PROBLEM REQUIREMENTS —
In the material below, find each line holding the string "Lorem" and copy it.

* START *

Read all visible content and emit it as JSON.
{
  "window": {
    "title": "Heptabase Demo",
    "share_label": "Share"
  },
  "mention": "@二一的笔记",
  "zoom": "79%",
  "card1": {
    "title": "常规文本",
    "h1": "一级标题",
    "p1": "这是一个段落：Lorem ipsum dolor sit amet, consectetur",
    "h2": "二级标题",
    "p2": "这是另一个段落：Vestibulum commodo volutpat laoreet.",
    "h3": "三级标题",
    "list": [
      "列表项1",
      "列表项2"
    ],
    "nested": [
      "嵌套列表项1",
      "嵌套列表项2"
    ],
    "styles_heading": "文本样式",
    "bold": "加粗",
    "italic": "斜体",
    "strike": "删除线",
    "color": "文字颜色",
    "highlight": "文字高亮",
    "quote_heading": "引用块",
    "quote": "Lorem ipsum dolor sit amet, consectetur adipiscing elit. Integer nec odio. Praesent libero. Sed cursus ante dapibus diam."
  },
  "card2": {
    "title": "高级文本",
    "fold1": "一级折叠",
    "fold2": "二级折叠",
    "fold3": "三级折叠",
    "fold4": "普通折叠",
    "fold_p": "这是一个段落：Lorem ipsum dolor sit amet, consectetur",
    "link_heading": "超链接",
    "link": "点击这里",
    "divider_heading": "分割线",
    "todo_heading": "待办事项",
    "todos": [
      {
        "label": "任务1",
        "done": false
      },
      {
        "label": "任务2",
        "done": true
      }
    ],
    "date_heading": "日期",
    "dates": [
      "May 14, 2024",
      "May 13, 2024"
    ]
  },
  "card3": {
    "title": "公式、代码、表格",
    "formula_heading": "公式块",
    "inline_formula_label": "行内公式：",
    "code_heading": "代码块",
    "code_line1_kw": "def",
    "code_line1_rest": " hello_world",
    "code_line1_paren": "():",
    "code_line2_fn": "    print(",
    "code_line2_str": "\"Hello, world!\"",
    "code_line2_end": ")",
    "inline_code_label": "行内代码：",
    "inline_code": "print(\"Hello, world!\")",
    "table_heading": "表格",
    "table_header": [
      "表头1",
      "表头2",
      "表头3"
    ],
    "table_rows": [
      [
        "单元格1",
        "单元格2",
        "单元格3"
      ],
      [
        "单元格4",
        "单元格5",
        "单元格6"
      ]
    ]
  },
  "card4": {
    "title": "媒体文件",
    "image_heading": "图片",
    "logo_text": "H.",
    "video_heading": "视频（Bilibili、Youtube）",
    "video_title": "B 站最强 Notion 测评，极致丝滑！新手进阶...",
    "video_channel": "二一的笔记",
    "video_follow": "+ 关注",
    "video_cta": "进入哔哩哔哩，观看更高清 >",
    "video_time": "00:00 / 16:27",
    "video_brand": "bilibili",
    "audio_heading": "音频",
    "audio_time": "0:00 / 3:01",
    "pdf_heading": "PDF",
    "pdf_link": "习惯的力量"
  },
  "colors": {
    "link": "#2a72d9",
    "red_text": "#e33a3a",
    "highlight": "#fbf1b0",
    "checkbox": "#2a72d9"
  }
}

* END *

RESPONSE TO THIS EXERCISE —
    "p1": "这是一个段落：Lorem ipsum dolor sit amet, consectetur",
    "quote": "Lorem ipsum dolor sit amet, consectetur adipiscing elit. Integer nec odio. Praesent libero. Sed cursus ante dapibus diam."
    "fold_p": "这是一个段落：Lorem ipsum dolor sit amet, consectetur",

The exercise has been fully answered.